Request — Bring together all lines of the material below that contain the string "question".

Dataset items
---
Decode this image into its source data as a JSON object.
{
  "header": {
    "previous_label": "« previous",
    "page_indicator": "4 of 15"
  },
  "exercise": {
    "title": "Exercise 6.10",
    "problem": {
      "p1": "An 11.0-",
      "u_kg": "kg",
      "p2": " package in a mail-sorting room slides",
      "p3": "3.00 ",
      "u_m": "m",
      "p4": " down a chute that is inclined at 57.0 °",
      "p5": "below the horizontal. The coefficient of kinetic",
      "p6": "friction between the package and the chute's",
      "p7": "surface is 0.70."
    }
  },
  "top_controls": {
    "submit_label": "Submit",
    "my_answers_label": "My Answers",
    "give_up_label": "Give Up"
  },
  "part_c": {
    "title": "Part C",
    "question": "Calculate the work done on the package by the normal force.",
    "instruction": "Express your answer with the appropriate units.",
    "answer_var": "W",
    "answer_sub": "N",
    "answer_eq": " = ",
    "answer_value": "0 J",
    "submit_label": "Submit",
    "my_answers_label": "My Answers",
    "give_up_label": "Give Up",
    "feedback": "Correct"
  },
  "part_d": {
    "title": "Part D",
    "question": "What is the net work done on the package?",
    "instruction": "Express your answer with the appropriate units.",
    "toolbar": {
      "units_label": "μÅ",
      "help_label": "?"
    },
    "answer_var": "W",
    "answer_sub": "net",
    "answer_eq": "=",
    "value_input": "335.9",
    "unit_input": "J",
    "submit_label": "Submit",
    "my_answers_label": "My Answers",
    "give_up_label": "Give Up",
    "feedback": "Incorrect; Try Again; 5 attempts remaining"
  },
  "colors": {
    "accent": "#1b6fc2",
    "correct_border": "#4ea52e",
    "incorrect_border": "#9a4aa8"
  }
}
---
Exercise answer —
    "question": "Calculate the work done on the package by the normal force.",
    "question": "What is the net work done on the package?",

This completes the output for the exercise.